» ROWS:
— Start —

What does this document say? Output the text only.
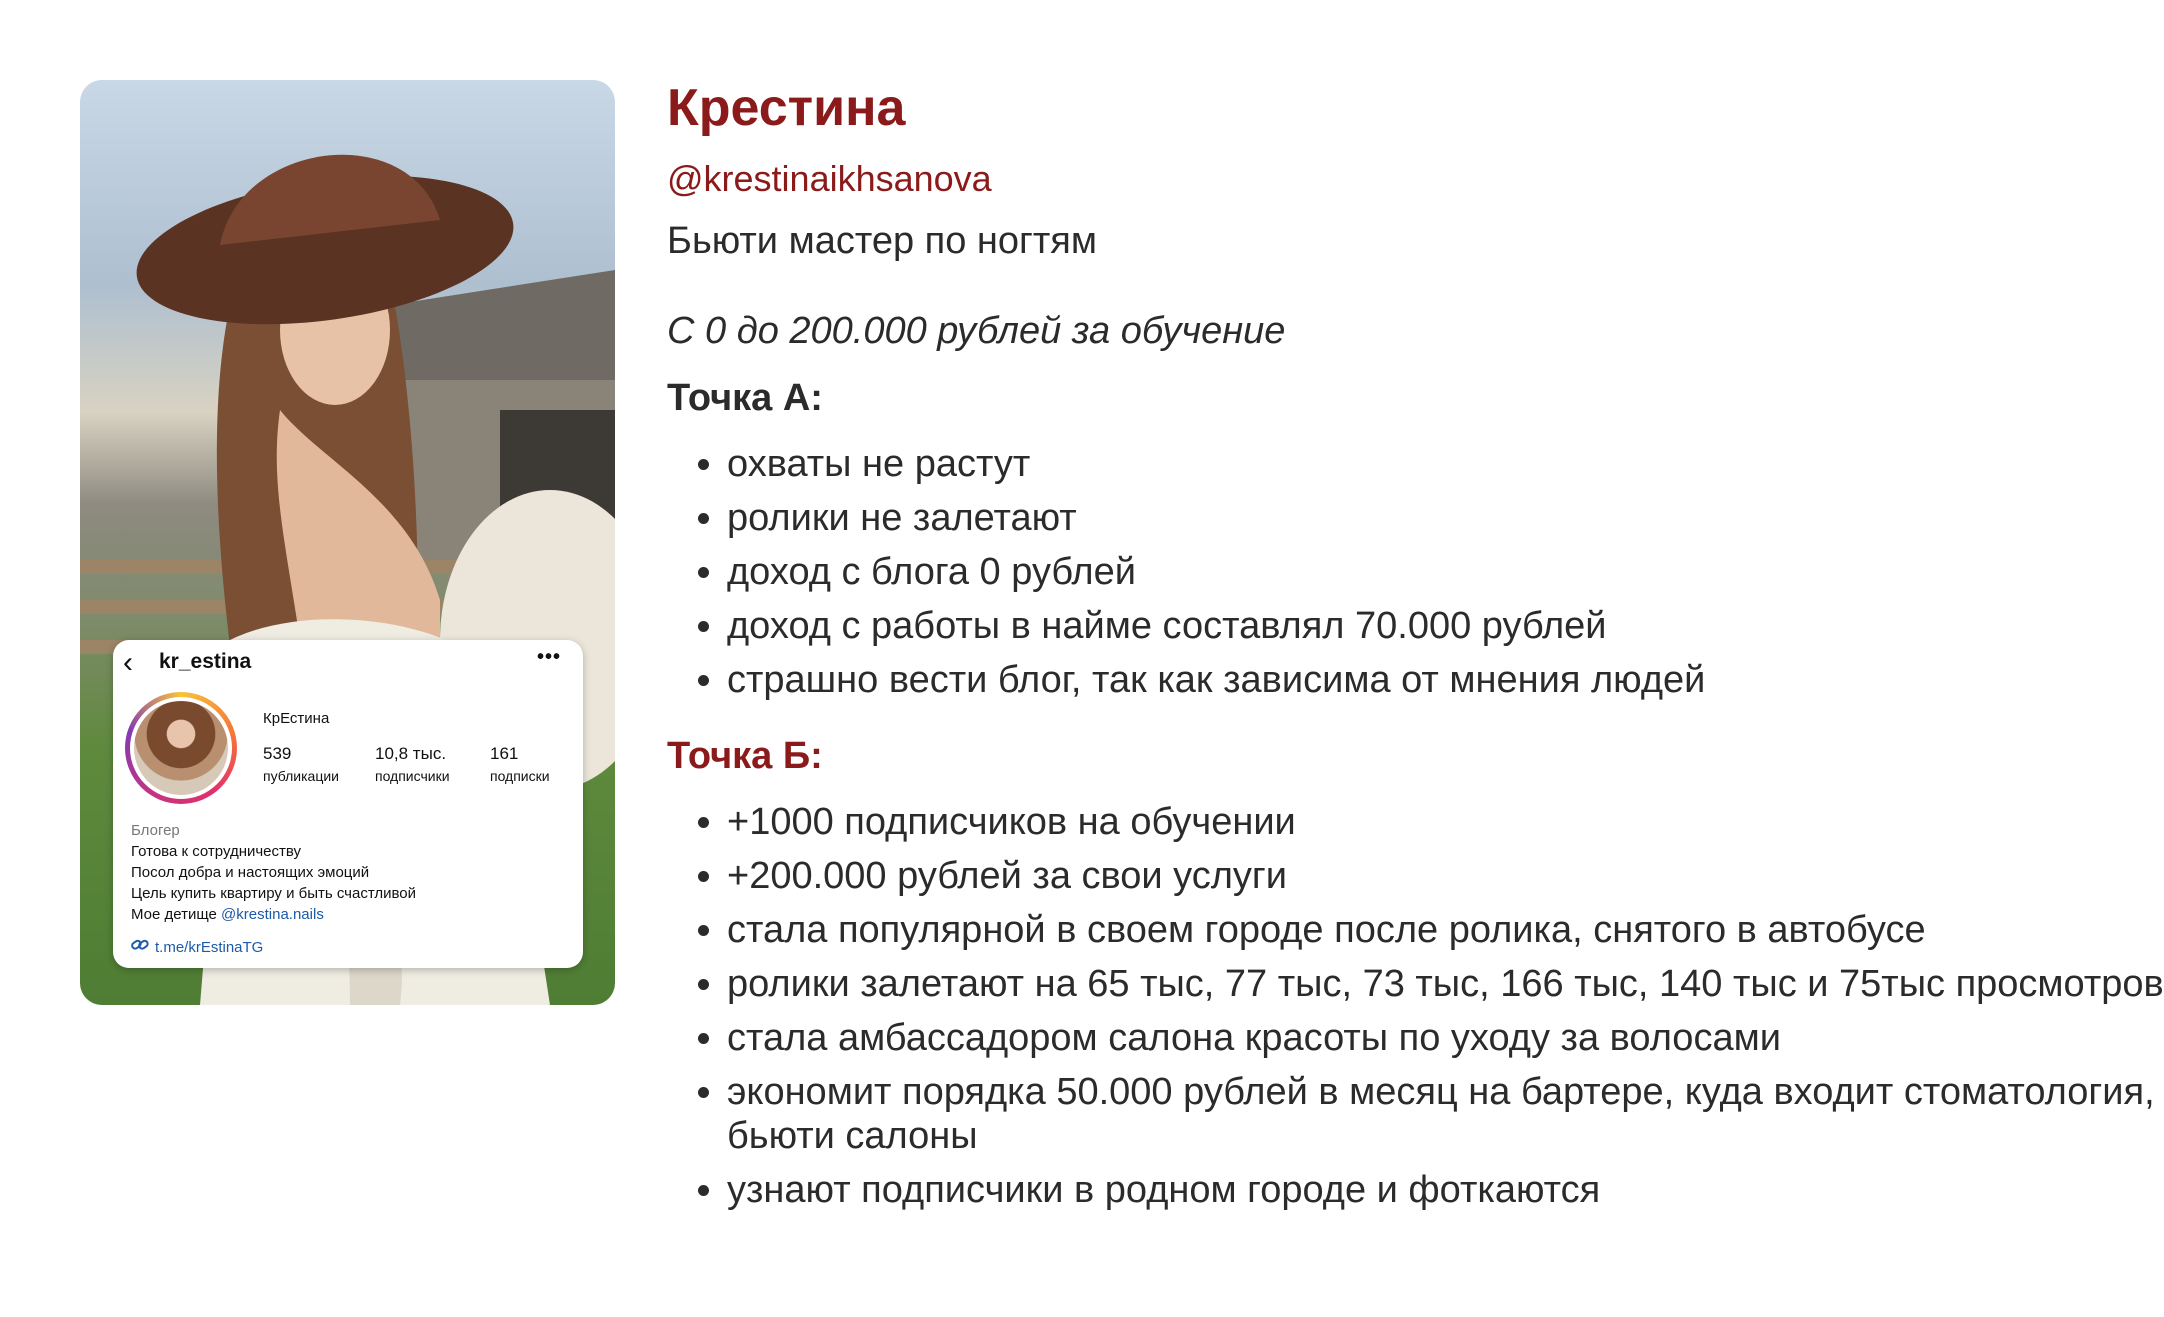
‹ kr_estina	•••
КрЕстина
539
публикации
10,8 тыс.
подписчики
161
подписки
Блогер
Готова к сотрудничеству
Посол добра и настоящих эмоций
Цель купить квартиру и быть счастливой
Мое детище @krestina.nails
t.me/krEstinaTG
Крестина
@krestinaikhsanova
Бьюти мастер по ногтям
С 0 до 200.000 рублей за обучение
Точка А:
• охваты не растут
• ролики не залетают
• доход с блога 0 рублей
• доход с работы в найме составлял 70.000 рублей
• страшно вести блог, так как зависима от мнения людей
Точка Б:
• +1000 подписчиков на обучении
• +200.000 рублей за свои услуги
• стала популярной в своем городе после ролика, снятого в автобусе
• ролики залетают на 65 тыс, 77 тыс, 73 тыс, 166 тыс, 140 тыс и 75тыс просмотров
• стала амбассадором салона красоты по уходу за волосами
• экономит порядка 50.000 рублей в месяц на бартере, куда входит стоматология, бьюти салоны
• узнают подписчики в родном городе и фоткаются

— End —

» EXERCISE DETAILS:
Copy the whole listing above word for word but do not carry over the pictures.

» WRITTEN REPLY:
What does this document say? Output the text only.
‹ kr_estina	•••
КрЕстина
539
публикации
10,8 тыс.
подписчики
161
подписки
Блогер
Готова к сотрудничеству
Посол добра и настоящих эмоций
Цель купить квартиру и быть счастливой
Мое детище @krestina.nails
t.me/krEstinaTG
Крестина
@krestinaikhsanova
Бьюти мастер по ногтям
С 0 до 200.000 рублей за обучение
Точка А:
• охваты не растут
• ролики не залетают
• доход с блога 0 рублей
• доход с работы в найме составлял 70.000 рублей
• страшно вести блог, так как зависима от мнения людей
Точка Б:
• +1000 подписчиков на обучении
• +200.000 рублей за свои услуги
• стала популярной в своем городе после ролика, снятого в автобусе
• ролики залетают на 65 тыс, 77 тыс, 73 тыс, 166 тыс, 140 тыс и 75тыс просмотров
• стала амбассадором салона красоты по уходу за волосами
• экономит порядка 50.000 рублей в месяц на бартере, куда входит стоматология, бьюти салоны
• узнают подписчики в родном городе и фоткаются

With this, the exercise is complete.